[A run of records]
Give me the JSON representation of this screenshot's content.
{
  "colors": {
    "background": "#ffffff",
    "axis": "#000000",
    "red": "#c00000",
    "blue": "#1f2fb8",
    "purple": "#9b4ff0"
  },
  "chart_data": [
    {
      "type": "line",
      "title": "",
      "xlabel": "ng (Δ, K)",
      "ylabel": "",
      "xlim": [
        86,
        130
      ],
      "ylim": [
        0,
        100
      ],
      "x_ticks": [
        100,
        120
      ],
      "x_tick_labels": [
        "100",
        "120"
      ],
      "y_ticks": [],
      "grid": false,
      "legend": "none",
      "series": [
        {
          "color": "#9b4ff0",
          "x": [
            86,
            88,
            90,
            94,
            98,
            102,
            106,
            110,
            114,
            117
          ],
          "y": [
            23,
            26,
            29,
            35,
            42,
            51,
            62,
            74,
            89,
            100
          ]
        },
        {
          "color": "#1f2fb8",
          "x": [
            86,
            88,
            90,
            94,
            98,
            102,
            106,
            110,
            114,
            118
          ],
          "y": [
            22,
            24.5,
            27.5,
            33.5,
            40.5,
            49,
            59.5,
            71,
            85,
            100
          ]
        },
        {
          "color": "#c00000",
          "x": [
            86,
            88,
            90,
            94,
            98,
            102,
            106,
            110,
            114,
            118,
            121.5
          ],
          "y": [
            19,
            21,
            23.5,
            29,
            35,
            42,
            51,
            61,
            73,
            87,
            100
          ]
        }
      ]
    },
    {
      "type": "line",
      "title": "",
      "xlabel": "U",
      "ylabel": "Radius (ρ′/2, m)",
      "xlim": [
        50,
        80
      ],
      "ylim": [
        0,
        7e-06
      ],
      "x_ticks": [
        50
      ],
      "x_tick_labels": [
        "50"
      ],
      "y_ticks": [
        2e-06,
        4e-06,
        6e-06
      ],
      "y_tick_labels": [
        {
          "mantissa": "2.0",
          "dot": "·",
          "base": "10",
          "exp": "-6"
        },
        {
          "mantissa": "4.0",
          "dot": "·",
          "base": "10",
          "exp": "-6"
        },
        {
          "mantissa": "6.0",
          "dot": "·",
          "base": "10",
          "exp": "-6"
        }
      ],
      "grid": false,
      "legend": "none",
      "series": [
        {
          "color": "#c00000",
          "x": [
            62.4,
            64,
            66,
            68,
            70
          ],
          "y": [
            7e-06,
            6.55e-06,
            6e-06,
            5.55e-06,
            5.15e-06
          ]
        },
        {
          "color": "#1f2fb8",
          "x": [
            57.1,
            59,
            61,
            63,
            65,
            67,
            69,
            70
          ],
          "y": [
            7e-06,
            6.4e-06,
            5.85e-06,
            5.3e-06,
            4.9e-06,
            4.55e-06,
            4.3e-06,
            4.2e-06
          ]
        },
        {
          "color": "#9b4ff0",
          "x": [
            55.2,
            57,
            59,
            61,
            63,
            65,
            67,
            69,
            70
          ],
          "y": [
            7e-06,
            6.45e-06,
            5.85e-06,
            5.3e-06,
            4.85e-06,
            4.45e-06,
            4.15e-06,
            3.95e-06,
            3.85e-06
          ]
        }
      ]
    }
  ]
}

#### Aim
What do the records say? Quote them all exactly.

#### Solved problem
Give me the JSON representation of this screenshot's content.
{
  "colors": {
    "background": "#ffffff",
    "axis": "#000000",
    "red": "#c00000",
    "blue": "#1f2fb8",
    "purple": "#9b4ff0"
  },
  "chart_data": [
    {
      "type": "line",
      "title": "",
      "xlabel": "ng (Δ, K)",
      "ylabel": "",
      "xlim": [
        86,
        130
      ],
      "ylim": [
        0,
        100
      ],
      "x_ticks": [
        100,
        120
      ],
      "x_tick_labels": [
        "100",
        "120"
      ],
      "y_ticks": [],
      "grid": false,
      "legend": "none",
      "series": [
        {
          "color": "#9b4ff0",
          "x": [
            86,
            88,
            90,
            94,
            98,
            102,
            106,
            110,
            114,
            117
          ],
          "y": [
            23,
            26,
            29,
            35,
            42,
            51,
            62,
            74,
            89,
            100
          ]
        },
        {
          "color": "#1f2fb8",
          "x": [
            86,
            88,
            90,
            94,
            98,
            102,
            106,
            110,
            114,
            118
          ],
          "y": [
            22,
            24.5,
            27.5,
            33.5,
            40.5,
            49,
            59.5,
            71,
            85,
            100
          ]
        },
        {
          "color": "#c00000",
          "x": [
            86,
            88,
            90,
            94,
            98,
            102,
            106,
            110,
            114,
            118,
            121.5
          ],
          "y": [
            19,
            21,
            23.5,
            29,
            35,
            42,
            51,
            61,
            73,
            87,
            100
          ]
        }
      ]
    },
    {
      "type": "line",
      "title": "",
      "xlabel": "U",
      "ylabel": "Radius (ρ′/2, m)",
      "xlim": [
        50,
        80
      ],
      "ylim": [
        0,
        7e-06
      ],
      "x_ticks": [
        50
      ],
      "x_tick_labels": [
        "50"
      ],
      "y_ticks": [
        2e-06,
        4e-06,
        6e-06
      ],
      "y_tick_labels": [
        {
          "mantissa": "2.0",
          "dot": "·",
          "base": "10",
          "exp": "-6"
        },
        {
          "mantissa": "4.0",
          "dot": "·",
          "base": "10",
          "exp": "-6"
        },
        {
          "mantissa": "6.0",
          "dot": "·",
          "base": "10",
          "exp": "-6"
        }
      ],
      "grid": false,
      "legend": "none",
      "series": [
        {
          "color": "#c00000",
          "x": [
            62.4,
            64,
            66,
            68,
            70
          ],
          "y": [
            7e-06,
            6.55e-06,
            6e-06,
            5.55e-06,
            5.15e-06
          ]
        },
        {
          "color": "#1f2fb8",
          "x": [
            57.1,
            59,
            61,
            63,
            65,
            67,
            69,
            70
          ],
          "y": [
            7e-06,
            6.4e-06,
            5.85e-06,
            5.3e-06,
            4.9e-06,
            4.55e-06,
            4.3e-06,
            4.2e-06
          ]
        },
        {
          "color": "#9b4ff0",
          "x": [
            55.2,
            57,
            59,
            61,
            63,
            65,
            67,
            69,
            70
          ],
          "y": [
            7e-06,
            6.45e-06,
            5.85e-06,
            5.3e-06,
            4.85e-06,
            4.45e-06,
            4.15e-06,
            3.95e-06,
            3.85e-06
          ]
        }
      ]
    }
  ]
}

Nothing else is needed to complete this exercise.